▸ **Rows**:

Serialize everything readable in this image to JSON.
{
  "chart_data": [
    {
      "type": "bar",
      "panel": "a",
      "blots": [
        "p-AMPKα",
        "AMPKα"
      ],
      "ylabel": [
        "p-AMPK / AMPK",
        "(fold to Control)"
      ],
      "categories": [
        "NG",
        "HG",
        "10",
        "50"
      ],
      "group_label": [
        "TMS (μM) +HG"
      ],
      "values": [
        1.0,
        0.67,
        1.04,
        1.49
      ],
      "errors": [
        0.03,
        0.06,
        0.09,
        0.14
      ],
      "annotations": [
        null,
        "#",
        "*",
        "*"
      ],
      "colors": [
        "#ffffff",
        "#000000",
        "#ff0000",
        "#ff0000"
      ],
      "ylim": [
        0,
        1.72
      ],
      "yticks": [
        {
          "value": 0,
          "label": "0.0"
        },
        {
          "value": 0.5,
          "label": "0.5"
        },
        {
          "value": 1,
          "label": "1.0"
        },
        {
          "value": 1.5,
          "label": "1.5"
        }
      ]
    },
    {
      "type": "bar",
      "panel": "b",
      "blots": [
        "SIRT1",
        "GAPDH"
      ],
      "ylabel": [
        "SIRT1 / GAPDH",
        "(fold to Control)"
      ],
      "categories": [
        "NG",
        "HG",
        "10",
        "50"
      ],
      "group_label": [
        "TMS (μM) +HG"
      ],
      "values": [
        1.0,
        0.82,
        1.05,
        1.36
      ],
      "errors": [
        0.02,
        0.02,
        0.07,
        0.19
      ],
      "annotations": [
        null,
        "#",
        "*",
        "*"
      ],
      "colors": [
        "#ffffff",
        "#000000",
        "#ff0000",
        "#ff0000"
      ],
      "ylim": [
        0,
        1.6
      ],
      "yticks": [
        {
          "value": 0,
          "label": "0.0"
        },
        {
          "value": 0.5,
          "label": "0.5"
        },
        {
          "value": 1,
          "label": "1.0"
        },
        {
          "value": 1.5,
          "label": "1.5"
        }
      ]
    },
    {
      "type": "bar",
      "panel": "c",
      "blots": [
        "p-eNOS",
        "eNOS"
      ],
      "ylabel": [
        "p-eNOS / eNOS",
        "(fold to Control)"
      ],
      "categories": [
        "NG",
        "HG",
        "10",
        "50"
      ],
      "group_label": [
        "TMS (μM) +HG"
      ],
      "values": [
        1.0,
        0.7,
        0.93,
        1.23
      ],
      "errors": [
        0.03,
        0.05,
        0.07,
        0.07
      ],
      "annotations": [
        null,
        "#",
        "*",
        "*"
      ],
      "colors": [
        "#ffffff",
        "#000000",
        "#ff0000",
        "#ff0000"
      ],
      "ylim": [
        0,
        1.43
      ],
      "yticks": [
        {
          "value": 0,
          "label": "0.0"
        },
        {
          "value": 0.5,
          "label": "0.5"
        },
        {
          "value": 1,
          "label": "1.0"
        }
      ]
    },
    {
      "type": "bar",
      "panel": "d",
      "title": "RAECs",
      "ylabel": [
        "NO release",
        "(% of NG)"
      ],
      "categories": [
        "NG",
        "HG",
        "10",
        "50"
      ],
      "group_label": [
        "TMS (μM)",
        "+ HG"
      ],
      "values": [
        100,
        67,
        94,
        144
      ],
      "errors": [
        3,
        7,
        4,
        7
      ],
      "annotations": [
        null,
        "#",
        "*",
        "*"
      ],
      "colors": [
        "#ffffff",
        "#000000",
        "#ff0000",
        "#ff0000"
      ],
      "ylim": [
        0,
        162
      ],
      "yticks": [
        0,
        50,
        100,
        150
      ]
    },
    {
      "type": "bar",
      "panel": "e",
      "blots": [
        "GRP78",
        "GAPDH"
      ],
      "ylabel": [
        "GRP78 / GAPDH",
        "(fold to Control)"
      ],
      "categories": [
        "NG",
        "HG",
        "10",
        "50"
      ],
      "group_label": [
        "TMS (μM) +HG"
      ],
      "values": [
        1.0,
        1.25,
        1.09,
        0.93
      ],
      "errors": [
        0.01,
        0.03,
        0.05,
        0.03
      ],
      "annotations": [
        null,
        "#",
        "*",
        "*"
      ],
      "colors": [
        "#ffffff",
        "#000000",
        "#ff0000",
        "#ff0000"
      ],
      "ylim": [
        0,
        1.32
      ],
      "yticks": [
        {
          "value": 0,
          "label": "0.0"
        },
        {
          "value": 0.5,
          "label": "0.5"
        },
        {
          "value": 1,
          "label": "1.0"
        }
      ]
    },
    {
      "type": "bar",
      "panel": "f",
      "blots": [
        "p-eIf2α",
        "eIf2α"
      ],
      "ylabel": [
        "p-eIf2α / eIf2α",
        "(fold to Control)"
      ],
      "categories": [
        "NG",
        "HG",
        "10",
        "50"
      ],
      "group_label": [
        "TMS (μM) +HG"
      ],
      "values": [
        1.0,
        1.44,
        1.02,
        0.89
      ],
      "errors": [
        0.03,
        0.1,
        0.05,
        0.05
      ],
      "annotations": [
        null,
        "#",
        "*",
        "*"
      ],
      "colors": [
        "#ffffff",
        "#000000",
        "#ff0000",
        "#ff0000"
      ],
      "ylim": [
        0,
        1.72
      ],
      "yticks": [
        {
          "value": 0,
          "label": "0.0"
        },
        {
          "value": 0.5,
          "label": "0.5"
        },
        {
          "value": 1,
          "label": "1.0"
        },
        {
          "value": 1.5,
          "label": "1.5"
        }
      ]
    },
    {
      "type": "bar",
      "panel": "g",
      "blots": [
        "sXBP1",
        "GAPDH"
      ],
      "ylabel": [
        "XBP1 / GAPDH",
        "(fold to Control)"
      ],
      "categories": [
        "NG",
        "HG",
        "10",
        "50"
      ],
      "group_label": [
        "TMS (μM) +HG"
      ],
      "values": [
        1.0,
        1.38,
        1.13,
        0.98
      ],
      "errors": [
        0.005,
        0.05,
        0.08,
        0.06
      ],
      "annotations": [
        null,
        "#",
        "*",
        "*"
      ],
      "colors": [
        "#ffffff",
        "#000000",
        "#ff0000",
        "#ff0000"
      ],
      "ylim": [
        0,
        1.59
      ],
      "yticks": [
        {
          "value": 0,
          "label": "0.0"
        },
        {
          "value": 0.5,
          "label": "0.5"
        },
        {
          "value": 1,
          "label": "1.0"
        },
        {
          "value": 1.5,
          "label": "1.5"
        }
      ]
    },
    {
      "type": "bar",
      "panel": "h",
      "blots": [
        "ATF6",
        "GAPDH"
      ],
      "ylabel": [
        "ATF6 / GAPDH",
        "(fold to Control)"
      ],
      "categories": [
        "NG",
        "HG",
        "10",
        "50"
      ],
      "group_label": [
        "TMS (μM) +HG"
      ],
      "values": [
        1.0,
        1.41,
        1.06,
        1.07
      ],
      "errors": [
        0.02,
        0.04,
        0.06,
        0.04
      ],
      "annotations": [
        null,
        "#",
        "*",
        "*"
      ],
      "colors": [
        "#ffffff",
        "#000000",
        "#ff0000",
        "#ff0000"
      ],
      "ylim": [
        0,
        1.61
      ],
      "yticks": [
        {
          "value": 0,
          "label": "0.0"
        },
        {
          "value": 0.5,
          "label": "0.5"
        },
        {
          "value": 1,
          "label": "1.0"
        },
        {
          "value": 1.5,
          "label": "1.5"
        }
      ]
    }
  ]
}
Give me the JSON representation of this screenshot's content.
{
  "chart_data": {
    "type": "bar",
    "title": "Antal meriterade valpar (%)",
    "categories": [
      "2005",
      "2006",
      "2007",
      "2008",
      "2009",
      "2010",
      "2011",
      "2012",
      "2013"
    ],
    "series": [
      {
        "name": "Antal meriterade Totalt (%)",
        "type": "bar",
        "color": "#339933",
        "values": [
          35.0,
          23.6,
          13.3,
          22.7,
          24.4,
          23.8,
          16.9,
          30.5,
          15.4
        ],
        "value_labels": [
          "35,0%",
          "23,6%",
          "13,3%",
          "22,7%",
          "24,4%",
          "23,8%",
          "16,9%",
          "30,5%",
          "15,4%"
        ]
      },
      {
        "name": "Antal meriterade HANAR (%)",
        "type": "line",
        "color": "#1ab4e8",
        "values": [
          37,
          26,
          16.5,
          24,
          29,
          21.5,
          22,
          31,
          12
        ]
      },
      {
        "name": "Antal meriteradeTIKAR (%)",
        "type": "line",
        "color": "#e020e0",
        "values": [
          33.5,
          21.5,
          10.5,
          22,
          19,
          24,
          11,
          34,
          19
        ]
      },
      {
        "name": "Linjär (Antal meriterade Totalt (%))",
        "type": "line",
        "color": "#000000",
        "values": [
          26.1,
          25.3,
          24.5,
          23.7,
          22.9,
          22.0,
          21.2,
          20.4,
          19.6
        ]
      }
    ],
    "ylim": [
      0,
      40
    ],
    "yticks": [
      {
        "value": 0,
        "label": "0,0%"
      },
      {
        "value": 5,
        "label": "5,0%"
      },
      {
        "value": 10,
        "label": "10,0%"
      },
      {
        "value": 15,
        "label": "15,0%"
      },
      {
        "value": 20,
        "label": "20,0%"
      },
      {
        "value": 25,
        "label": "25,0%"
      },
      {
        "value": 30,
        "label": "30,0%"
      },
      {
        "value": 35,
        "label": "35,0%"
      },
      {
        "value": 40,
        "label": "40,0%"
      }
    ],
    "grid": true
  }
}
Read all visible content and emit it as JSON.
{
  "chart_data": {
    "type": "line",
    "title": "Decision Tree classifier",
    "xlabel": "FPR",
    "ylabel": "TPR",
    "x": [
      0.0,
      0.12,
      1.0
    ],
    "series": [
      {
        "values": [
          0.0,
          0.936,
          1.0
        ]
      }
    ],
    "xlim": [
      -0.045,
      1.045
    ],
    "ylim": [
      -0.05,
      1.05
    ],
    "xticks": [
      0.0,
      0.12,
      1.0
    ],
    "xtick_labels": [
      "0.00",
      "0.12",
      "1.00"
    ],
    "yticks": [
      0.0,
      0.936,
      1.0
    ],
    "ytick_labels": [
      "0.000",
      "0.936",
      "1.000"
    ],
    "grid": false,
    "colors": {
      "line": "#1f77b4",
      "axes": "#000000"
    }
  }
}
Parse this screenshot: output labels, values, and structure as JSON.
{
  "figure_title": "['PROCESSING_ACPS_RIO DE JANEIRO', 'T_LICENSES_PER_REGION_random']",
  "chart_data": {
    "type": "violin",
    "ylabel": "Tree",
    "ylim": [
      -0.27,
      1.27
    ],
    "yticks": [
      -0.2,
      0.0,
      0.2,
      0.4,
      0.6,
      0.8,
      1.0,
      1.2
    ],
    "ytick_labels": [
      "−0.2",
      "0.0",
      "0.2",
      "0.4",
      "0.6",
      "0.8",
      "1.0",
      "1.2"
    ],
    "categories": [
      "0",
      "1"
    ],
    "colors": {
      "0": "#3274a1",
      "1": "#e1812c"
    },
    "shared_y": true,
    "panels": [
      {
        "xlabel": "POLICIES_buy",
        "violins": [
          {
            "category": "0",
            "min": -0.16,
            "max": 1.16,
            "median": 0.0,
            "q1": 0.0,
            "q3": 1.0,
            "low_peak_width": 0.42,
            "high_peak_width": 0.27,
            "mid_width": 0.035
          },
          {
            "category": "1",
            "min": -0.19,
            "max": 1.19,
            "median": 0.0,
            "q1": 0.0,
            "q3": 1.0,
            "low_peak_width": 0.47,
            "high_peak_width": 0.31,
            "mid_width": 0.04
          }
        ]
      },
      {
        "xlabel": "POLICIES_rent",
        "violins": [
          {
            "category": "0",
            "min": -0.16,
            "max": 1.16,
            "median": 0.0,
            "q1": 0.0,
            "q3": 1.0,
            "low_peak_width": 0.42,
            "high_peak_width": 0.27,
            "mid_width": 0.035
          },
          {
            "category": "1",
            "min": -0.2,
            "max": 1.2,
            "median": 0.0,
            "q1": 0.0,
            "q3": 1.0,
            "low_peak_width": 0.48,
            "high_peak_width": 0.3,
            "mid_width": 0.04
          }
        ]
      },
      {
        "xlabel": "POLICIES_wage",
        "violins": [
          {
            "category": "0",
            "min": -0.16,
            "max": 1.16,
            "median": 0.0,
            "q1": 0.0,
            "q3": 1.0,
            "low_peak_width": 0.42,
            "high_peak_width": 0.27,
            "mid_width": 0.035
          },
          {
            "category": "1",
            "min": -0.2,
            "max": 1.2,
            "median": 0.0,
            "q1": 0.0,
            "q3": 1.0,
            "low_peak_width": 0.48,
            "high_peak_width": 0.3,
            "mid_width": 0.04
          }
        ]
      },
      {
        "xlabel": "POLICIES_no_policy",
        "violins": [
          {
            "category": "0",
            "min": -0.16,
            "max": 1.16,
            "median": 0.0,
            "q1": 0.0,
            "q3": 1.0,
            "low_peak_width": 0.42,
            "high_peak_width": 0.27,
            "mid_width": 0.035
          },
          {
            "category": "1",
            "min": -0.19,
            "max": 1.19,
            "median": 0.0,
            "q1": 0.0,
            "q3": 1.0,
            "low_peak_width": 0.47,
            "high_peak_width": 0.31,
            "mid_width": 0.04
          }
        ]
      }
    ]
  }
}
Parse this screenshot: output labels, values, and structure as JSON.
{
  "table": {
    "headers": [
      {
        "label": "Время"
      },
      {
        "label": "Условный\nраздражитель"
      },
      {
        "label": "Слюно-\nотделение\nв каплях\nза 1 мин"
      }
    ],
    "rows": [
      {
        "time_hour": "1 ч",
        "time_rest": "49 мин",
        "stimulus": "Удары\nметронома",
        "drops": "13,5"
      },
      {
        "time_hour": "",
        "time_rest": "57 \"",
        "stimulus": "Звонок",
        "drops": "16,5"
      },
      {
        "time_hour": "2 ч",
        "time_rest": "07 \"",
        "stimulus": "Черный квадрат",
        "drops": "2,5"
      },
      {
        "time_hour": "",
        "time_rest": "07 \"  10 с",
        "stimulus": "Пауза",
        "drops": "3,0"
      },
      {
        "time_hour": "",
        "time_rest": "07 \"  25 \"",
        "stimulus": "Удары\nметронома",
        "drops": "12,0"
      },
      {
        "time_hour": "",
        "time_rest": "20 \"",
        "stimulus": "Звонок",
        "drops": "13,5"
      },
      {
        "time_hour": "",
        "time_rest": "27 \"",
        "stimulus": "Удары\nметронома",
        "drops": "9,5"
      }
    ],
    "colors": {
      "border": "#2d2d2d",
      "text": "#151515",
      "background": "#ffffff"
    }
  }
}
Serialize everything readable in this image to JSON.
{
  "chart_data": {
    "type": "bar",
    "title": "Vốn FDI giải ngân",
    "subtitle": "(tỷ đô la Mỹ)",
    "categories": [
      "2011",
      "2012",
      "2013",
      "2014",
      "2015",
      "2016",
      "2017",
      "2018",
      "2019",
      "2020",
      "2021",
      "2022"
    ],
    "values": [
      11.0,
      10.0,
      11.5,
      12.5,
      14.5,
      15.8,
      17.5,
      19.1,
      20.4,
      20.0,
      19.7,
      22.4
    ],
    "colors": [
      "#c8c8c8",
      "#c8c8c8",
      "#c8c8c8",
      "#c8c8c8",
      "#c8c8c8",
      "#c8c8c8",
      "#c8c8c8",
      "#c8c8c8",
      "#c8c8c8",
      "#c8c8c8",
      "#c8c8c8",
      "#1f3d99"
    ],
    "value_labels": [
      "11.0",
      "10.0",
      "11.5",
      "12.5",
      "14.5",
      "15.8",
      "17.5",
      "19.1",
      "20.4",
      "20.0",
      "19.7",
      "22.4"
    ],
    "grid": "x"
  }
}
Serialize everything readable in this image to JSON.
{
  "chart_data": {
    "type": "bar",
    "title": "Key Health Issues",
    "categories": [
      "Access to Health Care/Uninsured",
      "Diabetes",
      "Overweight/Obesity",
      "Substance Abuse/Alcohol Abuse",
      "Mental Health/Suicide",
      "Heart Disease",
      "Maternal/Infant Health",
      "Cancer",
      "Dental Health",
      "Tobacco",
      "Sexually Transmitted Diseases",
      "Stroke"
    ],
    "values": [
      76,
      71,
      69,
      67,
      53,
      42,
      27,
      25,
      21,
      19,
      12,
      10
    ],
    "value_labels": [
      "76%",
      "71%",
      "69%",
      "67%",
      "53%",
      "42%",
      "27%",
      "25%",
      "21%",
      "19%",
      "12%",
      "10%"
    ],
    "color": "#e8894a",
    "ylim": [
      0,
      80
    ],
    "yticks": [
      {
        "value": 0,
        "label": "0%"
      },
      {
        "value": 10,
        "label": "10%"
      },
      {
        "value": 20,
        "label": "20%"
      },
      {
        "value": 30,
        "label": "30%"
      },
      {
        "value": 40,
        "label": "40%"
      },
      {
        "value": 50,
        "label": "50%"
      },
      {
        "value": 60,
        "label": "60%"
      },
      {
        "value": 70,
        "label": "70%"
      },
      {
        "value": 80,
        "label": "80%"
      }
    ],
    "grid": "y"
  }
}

▸ **Stated exercise**: Extract, from the listing above, every line where the string "xlabel" occurs.

▸ **Written solution**:
    "xlabel": "FPR",
        "xlabel": "POLICIES_buy",
        "xlabel": "POLICIES_rent",
        "xlabel": "POLICIES_wage",
        "xlabel": "POLICIES_no_policy",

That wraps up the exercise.